§ Input records

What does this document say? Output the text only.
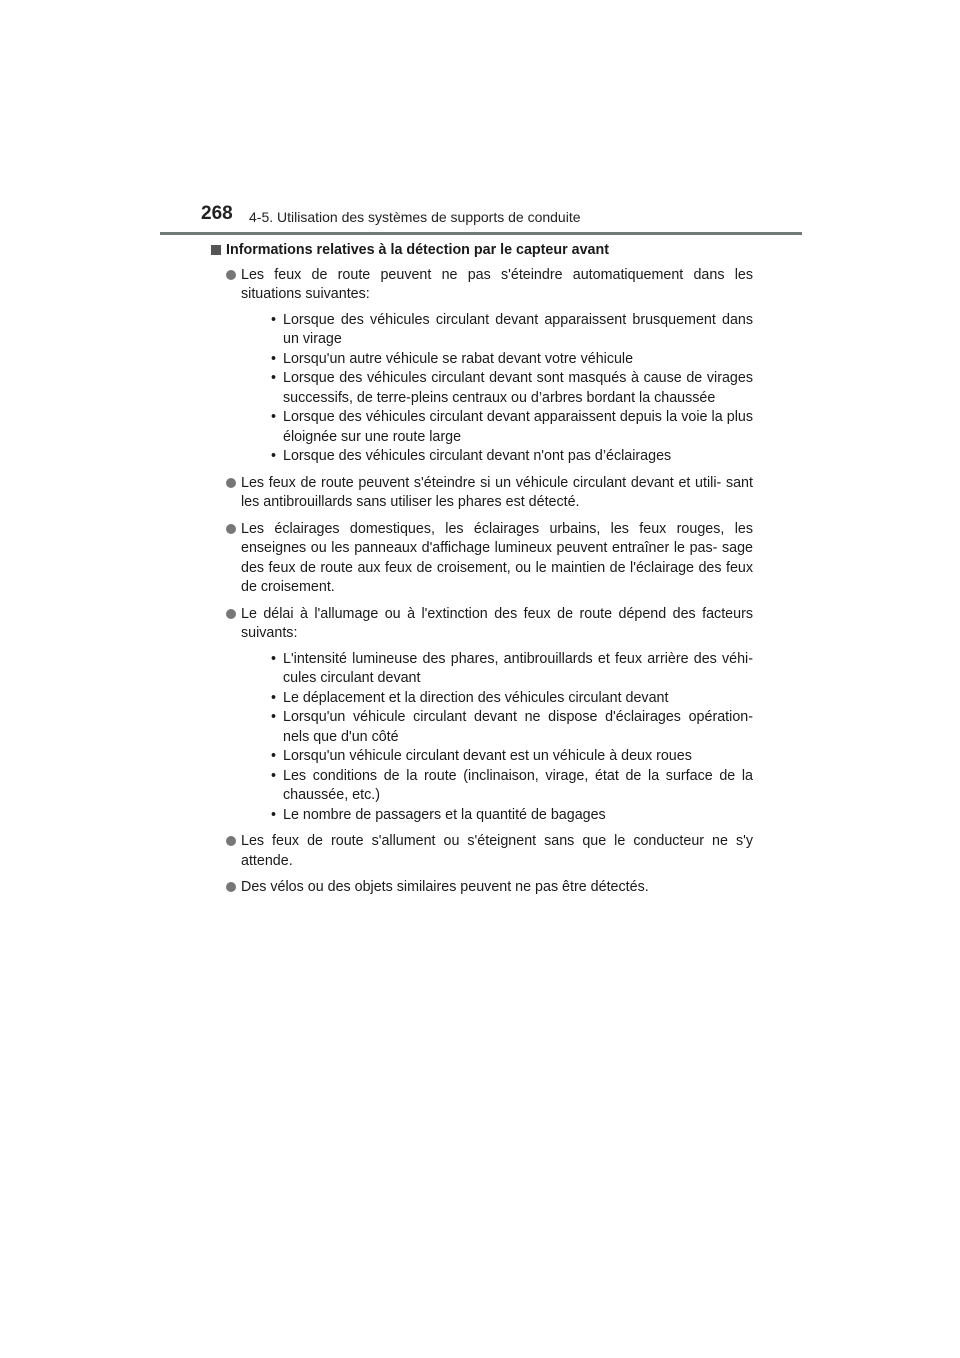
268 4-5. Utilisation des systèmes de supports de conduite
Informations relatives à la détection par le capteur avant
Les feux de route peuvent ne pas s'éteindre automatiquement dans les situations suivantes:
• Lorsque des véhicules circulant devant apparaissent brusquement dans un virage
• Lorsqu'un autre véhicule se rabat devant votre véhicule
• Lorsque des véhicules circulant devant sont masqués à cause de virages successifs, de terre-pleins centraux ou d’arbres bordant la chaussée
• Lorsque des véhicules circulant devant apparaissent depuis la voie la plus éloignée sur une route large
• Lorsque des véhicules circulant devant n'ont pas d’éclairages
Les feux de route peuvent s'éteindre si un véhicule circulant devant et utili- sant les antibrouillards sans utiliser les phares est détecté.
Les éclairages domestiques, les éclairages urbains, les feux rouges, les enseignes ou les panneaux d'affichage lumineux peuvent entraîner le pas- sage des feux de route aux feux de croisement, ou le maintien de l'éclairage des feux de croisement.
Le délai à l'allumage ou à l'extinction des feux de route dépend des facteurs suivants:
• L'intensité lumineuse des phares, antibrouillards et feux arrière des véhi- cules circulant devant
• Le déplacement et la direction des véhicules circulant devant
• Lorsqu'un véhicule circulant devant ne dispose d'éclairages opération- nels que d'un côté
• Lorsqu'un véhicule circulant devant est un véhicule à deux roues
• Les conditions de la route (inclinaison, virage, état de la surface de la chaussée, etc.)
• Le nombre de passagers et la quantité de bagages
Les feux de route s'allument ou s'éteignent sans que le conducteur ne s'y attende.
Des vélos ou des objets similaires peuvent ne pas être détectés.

§ What the exercise asks
Output the material word for word, omitting its pictures.

§ Response for this exercise
What does this document say? Output the text only.
268 4-5. Utilisation des systèmes de supports de conduite
Informations relatives à la détection par le capteur avant
Les feux de route peuvent ne pas s'éteindre automatiquement dans les situations suivantes:
• Lorsque des véhicules circulant devant apparaissent brusquement dans un virage
• Lorsqu'un autre véhicule se rabat devant votre véhicule
• Lorsque des véhicules circulant devant sont masqués à cause de virages successifs, de terre-pleins centraux ou d’arbres bordant la chaussée
• Lorsque des véhicules circulant devant apparaissent depuis la voie la plus éloignée sur une route large
• Lorsque des véhicules circulant devant n'ont pas d’éclairages
Les feux de route peuvent s'éteindre si un véhicule circulant devant et utili- sant les antibrouillards sans utiliser les phares est détecté.
Les éclairages domestiques, les éclairages urbains, les feux rouges, les enseignes ou les panneaux d'affichage lumineux peuvent entraîner le pas- sage des feux de route aux feux de croisement, ou le maintien de l'éclairage des feux de croisement.
Le délai à l'allumage ou à l'extinction des feux de route dépend des facteurs suivants:
• L'intensité lumineuse des phares, antibrouillards et feux arrière des véhi- cules circulant devant
• Le déplacement et la direction des véhicules circulant devant
• Lorsqu'un véhicule circulant devant ne dispose d'éclairages opération- nels que d'un côté
• Lorsqu'un véhicule circulant devant est un véhicule à deux roues
• Les conditions de la route (inclinaison, virage, état de la surface de la chaussée, etc.)
• Le nombre de passagers et la quantité de bagages
Les feux de route s'allument ou s'éteignent sans que le conducteur ne s'y attende.
Des vélos ou des objets similaires peuvent ne pas être détectés.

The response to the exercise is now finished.